Gather from the listing below each line that includes the word "Total", and copy it.
+---+
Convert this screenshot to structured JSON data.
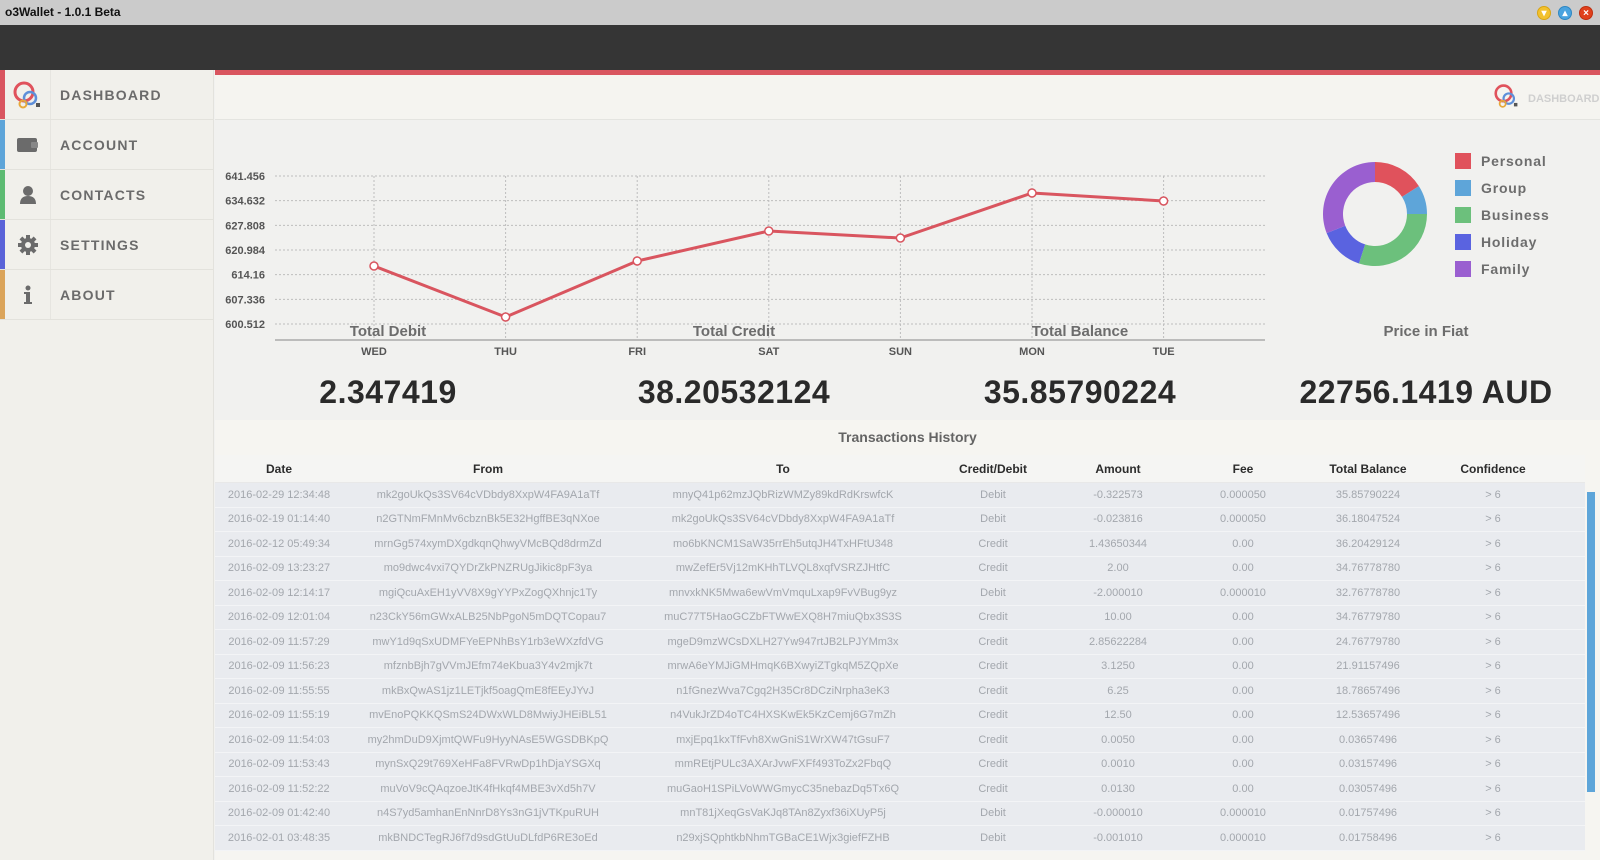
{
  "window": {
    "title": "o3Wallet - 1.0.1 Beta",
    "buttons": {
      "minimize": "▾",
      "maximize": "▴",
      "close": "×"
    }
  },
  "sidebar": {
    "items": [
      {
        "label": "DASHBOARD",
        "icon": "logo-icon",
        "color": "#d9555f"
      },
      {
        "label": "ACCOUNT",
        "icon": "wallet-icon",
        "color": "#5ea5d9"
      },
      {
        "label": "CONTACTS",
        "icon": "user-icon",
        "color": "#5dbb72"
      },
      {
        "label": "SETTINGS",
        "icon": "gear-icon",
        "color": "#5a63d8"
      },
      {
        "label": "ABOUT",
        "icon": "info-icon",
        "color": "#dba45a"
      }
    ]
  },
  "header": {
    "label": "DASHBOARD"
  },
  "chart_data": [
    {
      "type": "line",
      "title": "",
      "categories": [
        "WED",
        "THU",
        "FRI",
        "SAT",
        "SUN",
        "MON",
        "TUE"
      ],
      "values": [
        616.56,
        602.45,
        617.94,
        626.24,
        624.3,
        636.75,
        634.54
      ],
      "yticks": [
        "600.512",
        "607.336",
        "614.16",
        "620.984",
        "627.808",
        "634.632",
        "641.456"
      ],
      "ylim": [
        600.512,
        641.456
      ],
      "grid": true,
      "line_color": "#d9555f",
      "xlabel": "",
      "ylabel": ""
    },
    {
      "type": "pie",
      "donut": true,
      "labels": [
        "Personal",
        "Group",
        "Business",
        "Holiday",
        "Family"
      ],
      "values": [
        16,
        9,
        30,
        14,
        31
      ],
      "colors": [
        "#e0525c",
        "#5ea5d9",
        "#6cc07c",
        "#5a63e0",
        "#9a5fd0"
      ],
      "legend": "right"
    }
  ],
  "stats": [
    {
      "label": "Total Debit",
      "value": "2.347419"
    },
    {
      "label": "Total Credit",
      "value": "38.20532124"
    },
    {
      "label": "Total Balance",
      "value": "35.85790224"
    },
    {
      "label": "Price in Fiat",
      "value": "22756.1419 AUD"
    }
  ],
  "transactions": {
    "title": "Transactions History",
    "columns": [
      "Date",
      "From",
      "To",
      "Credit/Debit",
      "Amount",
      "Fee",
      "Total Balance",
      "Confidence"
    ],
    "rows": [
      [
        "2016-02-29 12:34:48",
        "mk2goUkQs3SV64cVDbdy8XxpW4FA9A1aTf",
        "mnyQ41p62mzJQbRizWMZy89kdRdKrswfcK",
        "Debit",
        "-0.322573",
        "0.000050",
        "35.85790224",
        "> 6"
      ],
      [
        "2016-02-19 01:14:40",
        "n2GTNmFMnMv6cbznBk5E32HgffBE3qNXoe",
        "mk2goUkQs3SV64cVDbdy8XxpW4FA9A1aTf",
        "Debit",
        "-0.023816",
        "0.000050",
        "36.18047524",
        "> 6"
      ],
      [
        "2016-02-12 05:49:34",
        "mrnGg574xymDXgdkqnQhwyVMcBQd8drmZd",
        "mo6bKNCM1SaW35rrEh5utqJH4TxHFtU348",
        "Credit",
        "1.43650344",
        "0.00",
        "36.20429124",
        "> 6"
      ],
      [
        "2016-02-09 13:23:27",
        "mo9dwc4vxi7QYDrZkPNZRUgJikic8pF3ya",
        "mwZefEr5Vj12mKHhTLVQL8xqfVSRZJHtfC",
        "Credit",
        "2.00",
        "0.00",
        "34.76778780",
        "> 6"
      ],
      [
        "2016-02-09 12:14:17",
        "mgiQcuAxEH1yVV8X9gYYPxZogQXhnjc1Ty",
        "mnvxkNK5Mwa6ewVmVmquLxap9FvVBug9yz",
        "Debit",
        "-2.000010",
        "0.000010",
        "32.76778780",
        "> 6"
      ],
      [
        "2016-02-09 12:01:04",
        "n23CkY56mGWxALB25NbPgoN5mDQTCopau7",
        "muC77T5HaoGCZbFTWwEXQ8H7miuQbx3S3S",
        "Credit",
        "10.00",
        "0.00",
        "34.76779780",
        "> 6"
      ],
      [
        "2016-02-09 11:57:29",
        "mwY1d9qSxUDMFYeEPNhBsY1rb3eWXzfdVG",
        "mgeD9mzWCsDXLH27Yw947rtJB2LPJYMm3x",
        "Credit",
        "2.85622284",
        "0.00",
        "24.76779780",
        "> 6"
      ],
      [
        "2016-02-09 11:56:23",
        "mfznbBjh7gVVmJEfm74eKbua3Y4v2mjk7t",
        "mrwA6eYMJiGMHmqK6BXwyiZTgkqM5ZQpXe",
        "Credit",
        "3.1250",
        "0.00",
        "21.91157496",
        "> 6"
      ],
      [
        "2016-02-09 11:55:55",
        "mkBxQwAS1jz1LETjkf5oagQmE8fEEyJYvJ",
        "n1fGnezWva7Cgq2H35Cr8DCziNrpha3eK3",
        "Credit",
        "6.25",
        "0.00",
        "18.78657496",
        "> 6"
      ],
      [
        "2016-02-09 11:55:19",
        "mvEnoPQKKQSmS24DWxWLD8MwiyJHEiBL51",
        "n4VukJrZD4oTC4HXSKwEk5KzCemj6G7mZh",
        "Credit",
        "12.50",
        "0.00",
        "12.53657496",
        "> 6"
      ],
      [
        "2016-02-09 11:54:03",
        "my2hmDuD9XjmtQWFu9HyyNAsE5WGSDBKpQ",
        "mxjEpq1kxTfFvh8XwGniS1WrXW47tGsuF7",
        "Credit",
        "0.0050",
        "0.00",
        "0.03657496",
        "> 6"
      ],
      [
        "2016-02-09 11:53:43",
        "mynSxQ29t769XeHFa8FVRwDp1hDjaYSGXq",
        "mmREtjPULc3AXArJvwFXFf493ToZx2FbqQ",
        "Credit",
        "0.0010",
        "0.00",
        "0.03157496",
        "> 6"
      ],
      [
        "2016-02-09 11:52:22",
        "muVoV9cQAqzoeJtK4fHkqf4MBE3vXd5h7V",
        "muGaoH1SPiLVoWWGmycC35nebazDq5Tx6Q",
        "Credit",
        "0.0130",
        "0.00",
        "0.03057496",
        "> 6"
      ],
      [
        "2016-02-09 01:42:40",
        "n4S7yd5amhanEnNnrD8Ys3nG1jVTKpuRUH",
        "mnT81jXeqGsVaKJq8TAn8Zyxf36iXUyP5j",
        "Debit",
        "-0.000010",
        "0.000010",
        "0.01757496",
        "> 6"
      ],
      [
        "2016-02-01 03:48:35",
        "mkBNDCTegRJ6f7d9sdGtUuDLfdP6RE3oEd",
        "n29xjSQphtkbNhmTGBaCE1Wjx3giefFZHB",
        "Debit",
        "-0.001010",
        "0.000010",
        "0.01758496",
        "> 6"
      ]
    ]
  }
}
+---+
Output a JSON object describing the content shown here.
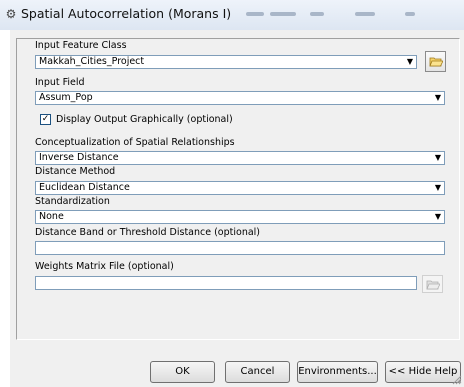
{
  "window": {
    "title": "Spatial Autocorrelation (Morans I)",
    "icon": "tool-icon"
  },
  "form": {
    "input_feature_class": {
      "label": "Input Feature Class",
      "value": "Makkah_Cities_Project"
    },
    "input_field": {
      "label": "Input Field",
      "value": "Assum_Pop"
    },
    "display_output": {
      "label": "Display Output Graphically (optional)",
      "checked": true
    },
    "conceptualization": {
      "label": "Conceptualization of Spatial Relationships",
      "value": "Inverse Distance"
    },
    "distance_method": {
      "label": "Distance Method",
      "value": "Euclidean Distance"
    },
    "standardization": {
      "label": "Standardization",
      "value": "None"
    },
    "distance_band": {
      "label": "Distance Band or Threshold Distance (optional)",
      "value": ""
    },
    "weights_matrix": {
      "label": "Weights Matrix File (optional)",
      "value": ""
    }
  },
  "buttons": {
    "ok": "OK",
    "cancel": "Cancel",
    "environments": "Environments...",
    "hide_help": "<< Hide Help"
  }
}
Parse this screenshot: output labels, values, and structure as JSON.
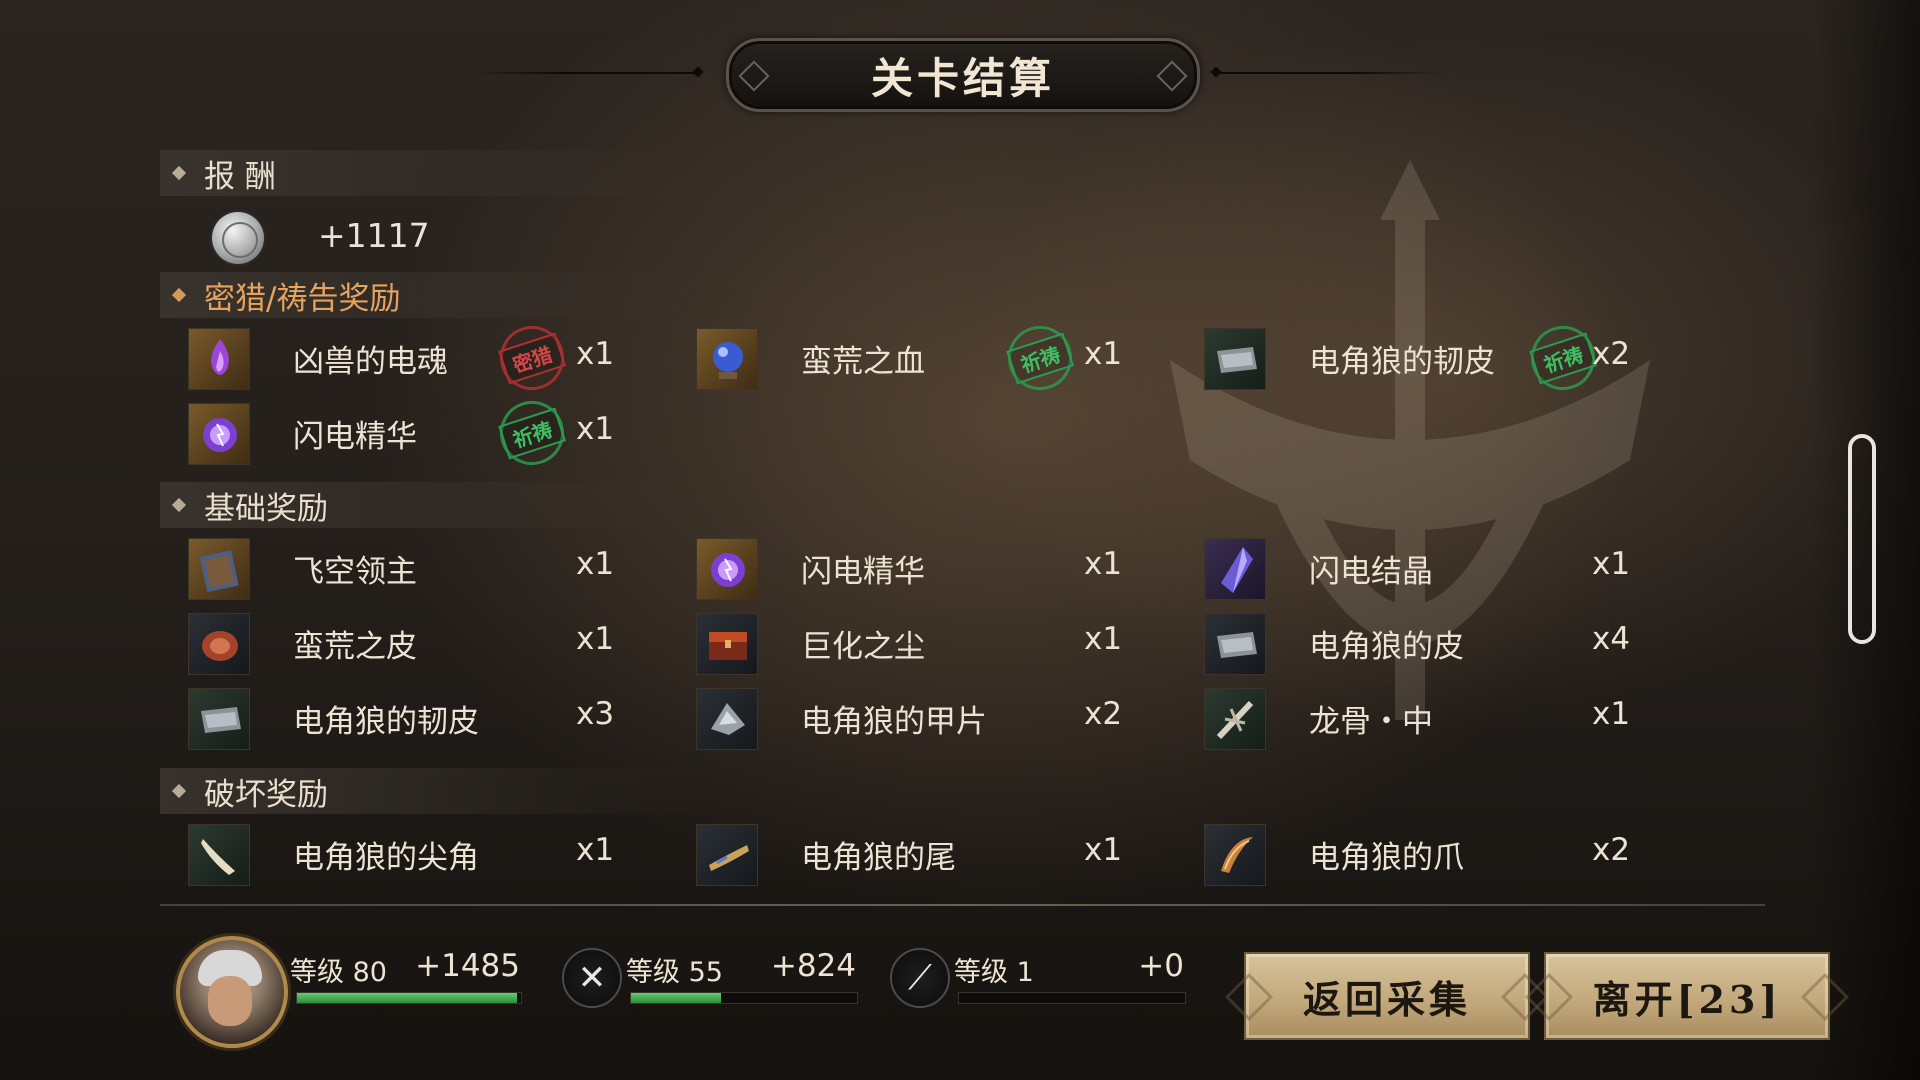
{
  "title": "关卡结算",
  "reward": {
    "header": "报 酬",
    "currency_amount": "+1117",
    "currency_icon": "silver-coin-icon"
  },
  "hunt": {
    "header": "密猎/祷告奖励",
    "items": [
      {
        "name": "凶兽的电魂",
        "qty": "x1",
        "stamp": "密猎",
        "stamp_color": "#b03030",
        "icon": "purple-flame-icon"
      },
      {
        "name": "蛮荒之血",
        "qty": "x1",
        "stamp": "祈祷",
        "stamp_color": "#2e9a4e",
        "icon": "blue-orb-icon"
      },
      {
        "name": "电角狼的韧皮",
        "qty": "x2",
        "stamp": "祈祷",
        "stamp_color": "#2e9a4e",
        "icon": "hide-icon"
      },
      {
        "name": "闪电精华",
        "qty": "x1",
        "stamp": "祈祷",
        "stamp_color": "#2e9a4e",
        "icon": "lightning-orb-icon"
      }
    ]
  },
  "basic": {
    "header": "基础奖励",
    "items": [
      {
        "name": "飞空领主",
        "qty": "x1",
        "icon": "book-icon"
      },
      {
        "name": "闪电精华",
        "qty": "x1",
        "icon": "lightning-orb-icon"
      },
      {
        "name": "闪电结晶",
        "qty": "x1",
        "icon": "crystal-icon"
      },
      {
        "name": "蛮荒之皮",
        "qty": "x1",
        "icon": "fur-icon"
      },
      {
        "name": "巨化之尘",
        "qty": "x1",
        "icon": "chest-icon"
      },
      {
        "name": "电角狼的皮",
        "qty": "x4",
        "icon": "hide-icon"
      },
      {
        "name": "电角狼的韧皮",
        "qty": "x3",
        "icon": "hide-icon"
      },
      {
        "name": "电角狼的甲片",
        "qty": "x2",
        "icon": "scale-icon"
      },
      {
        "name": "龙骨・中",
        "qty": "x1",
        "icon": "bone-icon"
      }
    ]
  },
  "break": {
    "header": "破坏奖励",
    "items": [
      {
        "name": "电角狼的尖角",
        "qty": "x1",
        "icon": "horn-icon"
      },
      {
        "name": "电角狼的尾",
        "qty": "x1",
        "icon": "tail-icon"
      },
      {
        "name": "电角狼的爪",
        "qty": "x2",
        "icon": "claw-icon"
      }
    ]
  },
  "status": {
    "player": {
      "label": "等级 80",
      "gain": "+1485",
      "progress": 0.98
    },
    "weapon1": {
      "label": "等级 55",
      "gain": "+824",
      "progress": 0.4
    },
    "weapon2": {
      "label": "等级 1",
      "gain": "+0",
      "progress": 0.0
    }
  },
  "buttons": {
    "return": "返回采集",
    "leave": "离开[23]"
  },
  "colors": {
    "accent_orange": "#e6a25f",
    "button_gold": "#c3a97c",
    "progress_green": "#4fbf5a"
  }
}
+---+
- SOLUTION BELOW
      "label": "Total Debit",
      "label": "Total Credit",
      "label": "Total Balance",
      "Total Balance",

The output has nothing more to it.